▶ [Entries]
★ ★ ★ ★ ★
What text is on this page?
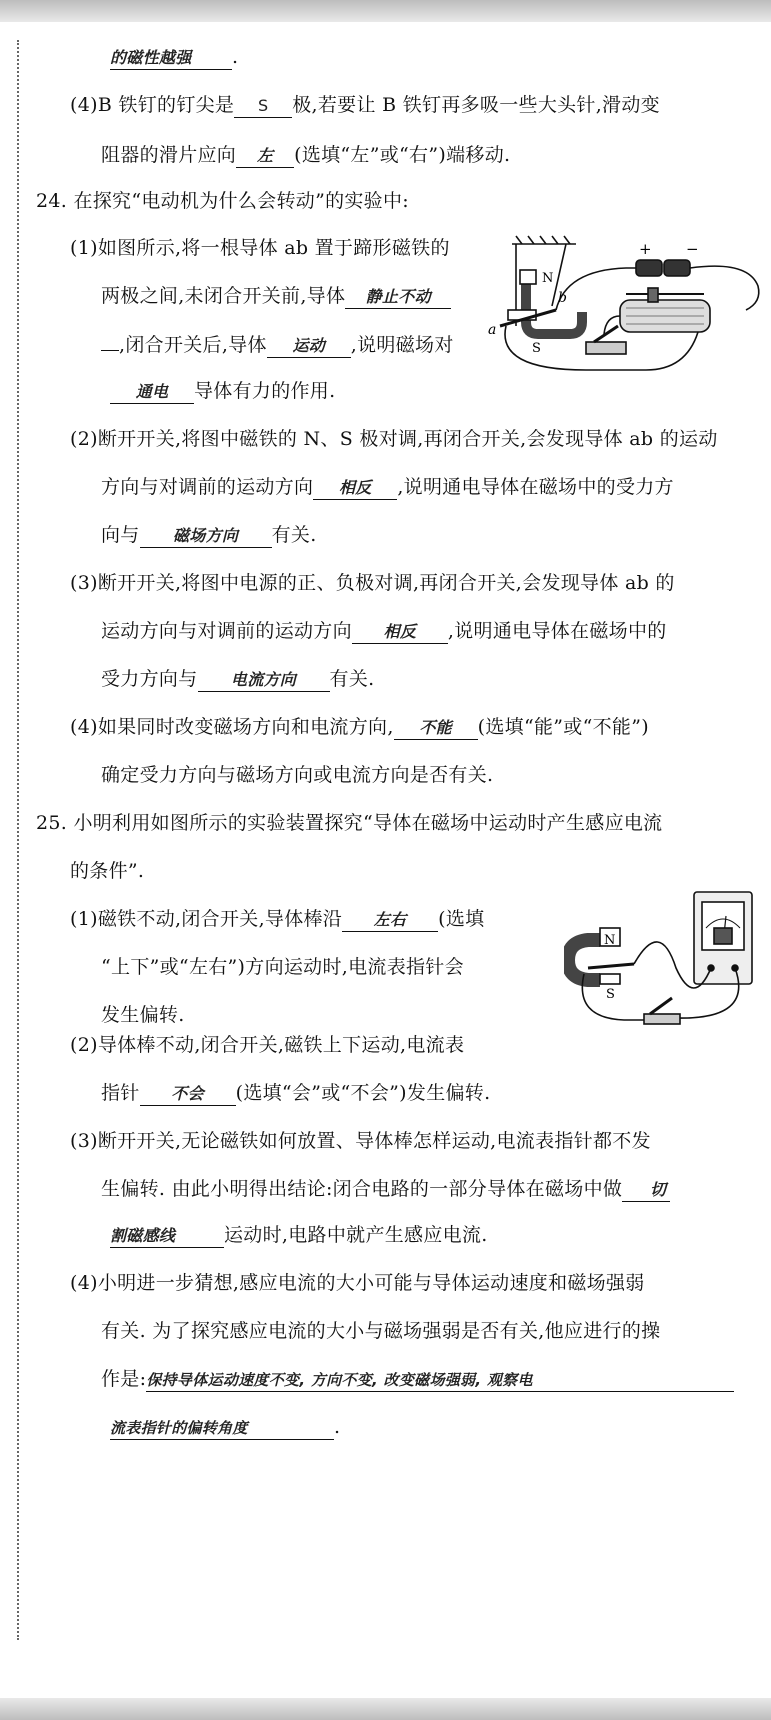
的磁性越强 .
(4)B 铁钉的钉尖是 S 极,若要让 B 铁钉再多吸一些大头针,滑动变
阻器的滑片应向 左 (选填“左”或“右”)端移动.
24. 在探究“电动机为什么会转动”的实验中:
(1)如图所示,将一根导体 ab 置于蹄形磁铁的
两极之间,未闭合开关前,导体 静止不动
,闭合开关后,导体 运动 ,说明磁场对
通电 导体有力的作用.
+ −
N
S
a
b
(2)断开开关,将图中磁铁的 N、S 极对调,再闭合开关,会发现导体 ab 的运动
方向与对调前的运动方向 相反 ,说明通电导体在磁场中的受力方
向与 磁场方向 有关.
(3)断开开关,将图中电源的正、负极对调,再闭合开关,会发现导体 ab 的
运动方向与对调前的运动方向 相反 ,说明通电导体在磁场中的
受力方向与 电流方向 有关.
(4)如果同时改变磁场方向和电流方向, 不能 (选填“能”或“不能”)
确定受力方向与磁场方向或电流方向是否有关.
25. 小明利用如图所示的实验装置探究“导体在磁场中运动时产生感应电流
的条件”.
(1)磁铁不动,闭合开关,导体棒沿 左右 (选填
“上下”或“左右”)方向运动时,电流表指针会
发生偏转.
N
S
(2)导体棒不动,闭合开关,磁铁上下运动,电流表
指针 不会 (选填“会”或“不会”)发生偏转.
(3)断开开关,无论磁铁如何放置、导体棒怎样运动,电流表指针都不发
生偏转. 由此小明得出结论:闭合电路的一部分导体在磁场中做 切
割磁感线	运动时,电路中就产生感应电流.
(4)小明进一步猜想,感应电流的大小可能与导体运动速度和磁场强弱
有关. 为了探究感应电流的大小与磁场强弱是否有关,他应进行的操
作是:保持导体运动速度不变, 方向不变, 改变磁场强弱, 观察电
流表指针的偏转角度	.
★ ★ ★ ★ ★
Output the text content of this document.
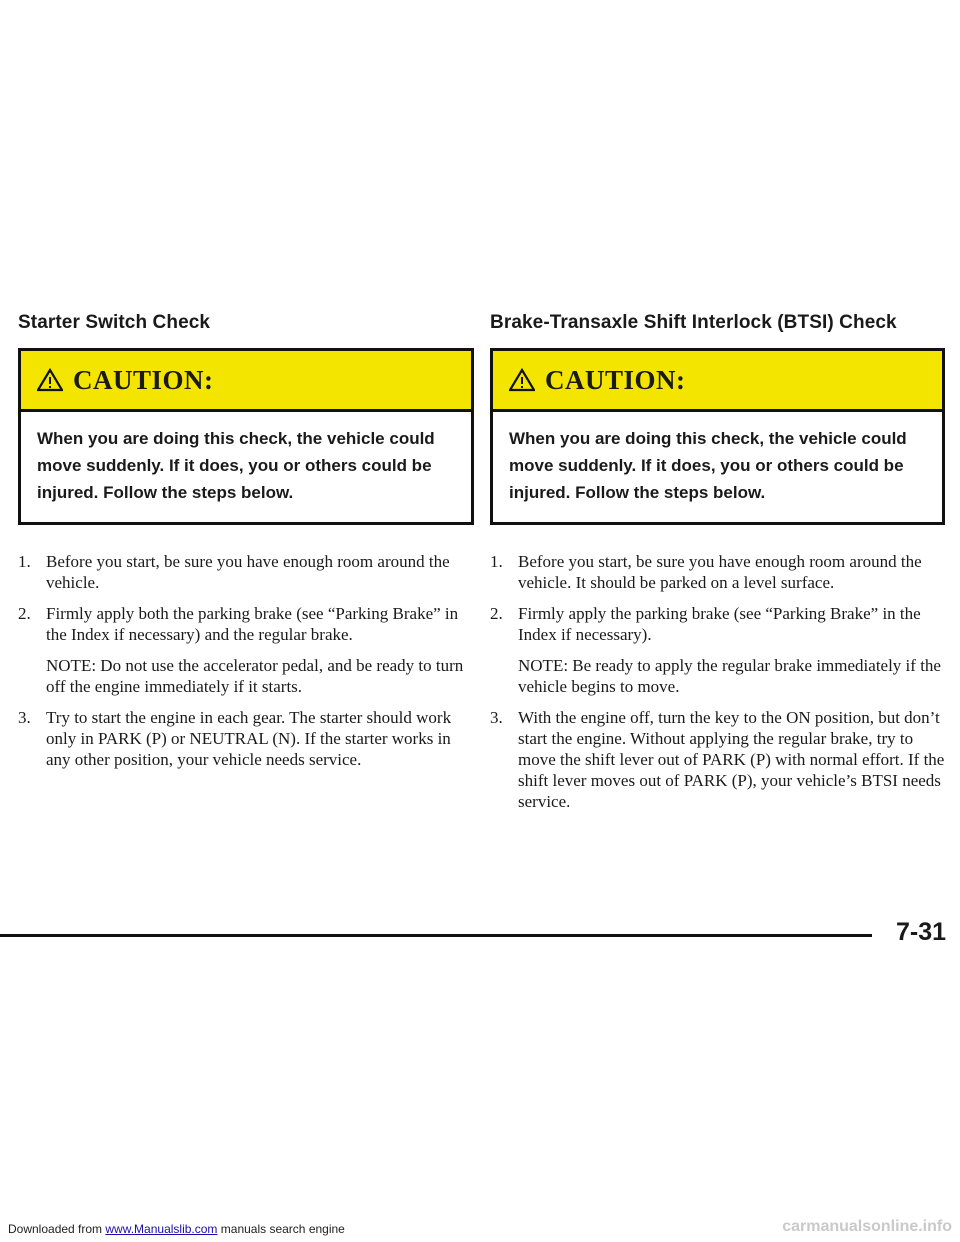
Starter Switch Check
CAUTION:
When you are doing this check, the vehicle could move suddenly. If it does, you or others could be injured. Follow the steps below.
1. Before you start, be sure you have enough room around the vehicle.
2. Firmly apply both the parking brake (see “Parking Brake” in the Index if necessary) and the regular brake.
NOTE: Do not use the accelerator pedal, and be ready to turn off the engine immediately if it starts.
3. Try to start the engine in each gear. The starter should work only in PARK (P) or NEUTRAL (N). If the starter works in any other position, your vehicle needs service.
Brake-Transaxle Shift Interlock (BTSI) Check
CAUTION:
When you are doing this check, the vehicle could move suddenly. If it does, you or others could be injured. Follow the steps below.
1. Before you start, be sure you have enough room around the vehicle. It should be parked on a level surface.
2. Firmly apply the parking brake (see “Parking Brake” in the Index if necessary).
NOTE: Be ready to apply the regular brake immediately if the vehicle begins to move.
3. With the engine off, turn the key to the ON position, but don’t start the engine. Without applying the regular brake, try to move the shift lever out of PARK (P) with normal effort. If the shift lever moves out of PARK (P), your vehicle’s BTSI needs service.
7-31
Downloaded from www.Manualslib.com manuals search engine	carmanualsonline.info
★ ★ ★ ★ ★
▶ [Directions for this task]
Where a line of the material above holds the string "needs", copy that line.

▶ [Response]
3. Try to start the engine in each gear. The starter should work only in PARK (P) or NEUTRAL (N). If the starter works in any other position, your vehicle needs service.
3. With the engine off, turn the key to the ON position, but don’t start the engine. Without applying the regular brake, try to move the shift lever out of PARK (P) with normal effort. If the shift lever moves out of PARK (P), your vehicle’s BTSI needs service.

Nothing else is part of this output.